Bericht des Verfassungsausschusses über den Antrag 644/A der Abgeordneten Dr. Eva Glawischnig-Piesczek, Kolleginnen und Kollegen betreffend ein Bundes­verfassungsgesetz, mit dem das Bundes-Verfassungsgesetz (B-VG), und Bun­desgesetz, mit dem das Bundesgesetz über die Geschäftsordnung des National­rates (Geschäftsordnungsgesetz 1975) geändert werden (688 d.B.)

 


Präsidentin Mag. Barbara Prammer: Wir kommen nun zum 47. Punkt der Tages­ordnung.

Auf eine mündliche Berichterstattung wurde verzichtet.

Herr Abgeordneter Mag. Steinhauser ist der Erste, der zu Wort kommt. – Bitte.

 


22.17.09

Abgeordneter Mag. Albert Steinhauser (Grüne): Sehr geehrte Damen und Herren! Das Fehlen der Abwahlmöglichkeit eines Nationalratspräsidenten ist eine politische Lü­cke, die lange unentdeckt geblieben ist, bis sie der Dritte Nationalratspräsident Graf in der für ihn eigenen Art schonungslos aufgezeigt hat.

Wir haben hier schon öfter und lange diskutiert, und alle Argumente, die gegen diesen Antrag vorgebracht worden sind, waren schnell widerlegt.

:::::

* _Anforderungen der Übung_:
[a] Gib aus der oben stehenden Nationalratsdebatte zur Abwahl eines Nationalratspräsidenten den Abschnitt von "Bericht des Verfassungsausschusses" bis einschließlich "Wort kommt. – Bitte." wortgetreu wieder.
[b] Setze die oben stehende Nationalratsdebatte zur Abwahl eines Nationalratspräsidenten im Anschluss an ihren letzten Satz fort.

* _Bereitgestellte Datensätze_:

:::::

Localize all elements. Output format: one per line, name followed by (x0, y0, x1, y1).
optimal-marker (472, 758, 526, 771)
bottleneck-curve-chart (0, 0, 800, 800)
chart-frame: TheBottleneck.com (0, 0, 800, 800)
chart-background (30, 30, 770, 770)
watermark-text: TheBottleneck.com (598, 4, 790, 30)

:::::

* _Ergebnisse der Aufgaben_:
[a]
Bericht des Verfassungsausschusses über den Antrag 644/A der Abgeordneten Dr. Eva Glawischnig-Piesczek, Kolleginnen und Kollegen betreffend ein Bundes­verfassungsgesetz, mit dem das Bundes-Verfassungsgesetz (B-VG), und Bun­desgesetz, mit dem das Bundesgesetz über die Geschäftsordnung des National­rates (Geschäftsordnungsgesetz 1975) geändert werden (688 d.B.)

 


Präsidentin Mag. Barbara Prammer: Wir kommen nun zum 47. Punkt der Tages­ordnung.

Auf eine mündliche Berichterstattung wurde verzichtet.

Herr Abgeordneter Mag. Steinhauser ist der Erste, der zu Wort kommt. – Bitte.

[b]
Das erste Argument war: Das ist ja ein Minderheitenrecht, das mit einem Abwahlantrag unterlaufen werden könnte. – Das ist natürlich falsch. (Abg. Kopf: Das hat eure Partei­chefin gesagt!) Es gibt kein Minderheitenrecht, einen Nationalratspräsidenten zu stel­len. Es gibt maximal die Usance, dass eine Partei einen Vorschlag machen darf, und dieser Vorschlag wird einer Mehrheitswahl unterzogen. Insofern ist die Möglichkeit eines Abwahlantrags auch nicht die Einschränkung eines Minderheitenrechts, sondern die logische Konsequenz daraus, dass, wenn die Mehrheit jemanden wählt, sie unter bestimmten Umständen diese Person von ihrer Funktion auch wieder abberufen kann.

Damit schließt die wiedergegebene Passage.